Data excerpts:

————————

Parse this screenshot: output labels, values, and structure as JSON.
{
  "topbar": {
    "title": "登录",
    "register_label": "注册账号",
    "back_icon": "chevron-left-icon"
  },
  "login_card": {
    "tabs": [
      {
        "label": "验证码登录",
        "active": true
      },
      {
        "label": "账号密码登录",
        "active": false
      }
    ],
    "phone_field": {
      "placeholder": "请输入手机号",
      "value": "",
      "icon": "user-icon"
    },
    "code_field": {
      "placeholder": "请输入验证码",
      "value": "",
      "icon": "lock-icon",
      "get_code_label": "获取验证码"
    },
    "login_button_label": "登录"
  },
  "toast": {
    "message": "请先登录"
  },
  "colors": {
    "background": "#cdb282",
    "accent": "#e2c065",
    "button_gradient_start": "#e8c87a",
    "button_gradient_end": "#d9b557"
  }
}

————————

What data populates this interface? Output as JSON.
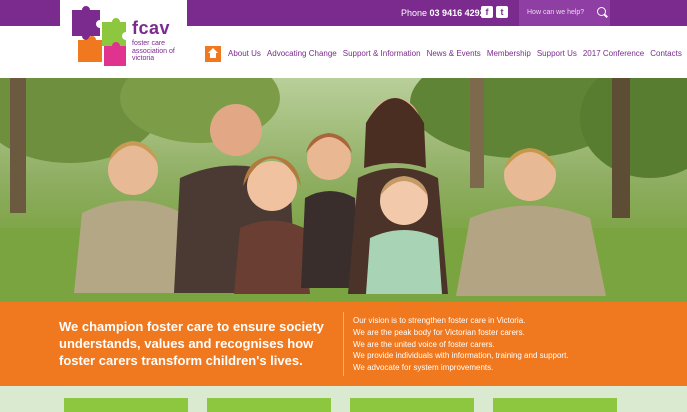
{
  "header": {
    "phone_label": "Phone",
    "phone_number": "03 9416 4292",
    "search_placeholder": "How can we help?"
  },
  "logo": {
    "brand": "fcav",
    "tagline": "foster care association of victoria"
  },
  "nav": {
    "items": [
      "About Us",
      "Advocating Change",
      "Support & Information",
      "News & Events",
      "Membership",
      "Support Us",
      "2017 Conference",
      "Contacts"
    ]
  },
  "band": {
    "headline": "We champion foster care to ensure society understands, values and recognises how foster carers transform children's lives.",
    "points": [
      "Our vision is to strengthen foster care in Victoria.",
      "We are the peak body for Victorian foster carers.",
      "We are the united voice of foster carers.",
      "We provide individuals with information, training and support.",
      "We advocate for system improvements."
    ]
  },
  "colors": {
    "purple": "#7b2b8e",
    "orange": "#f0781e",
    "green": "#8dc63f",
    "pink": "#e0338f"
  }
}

————————

Respond with the number of lines containing "icon" and no additional words.

3